▸ **Record excerpts**
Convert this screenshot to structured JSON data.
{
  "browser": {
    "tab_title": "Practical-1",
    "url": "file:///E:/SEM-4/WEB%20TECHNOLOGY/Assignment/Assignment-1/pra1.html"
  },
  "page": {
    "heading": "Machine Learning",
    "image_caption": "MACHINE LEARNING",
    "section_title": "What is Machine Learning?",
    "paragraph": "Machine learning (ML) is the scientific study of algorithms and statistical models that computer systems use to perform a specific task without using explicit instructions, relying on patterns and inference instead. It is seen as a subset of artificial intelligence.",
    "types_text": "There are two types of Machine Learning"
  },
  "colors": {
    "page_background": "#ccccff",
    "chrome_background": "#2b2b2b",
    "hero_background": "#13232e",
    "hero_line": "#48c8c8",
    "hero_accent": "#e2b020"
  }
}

▸ **Goal**
Extract every entry in the listing word for word.

▸ **Written answer**
Convert this screenshot to structured JSON data.
{
  "browser": {
    "tab_title": "Practical-1",
    "url": "file:///E:/SEM-4/WEB%20TECHNOLOGY/Assignment/Assignment-1/pra1.html"
  },
  "page": {
    "heading": "Machine Learning",
    "image_caption": "MACHINE LEARNING",
    "section_title": "What is Machine Learning?",
    "paragraph": "Machine learning (ML) is the scientific study of algorithms and statistical models that computer systems use to perform a specific task without using explicit instructions, relying on patterns and inference instead. It is seen as a subset of artificial intelligence.",
    "types_text": "There are two types of Machine Learning"
  },
  "colors": {
    "page_background": "#ccccff",
    "chrome_background": "#2b2b2b",
    "hero_background": "#13232e",
    "hero_line": "#48c8c8",
    "hero_accent": "#e2b020"
  }
}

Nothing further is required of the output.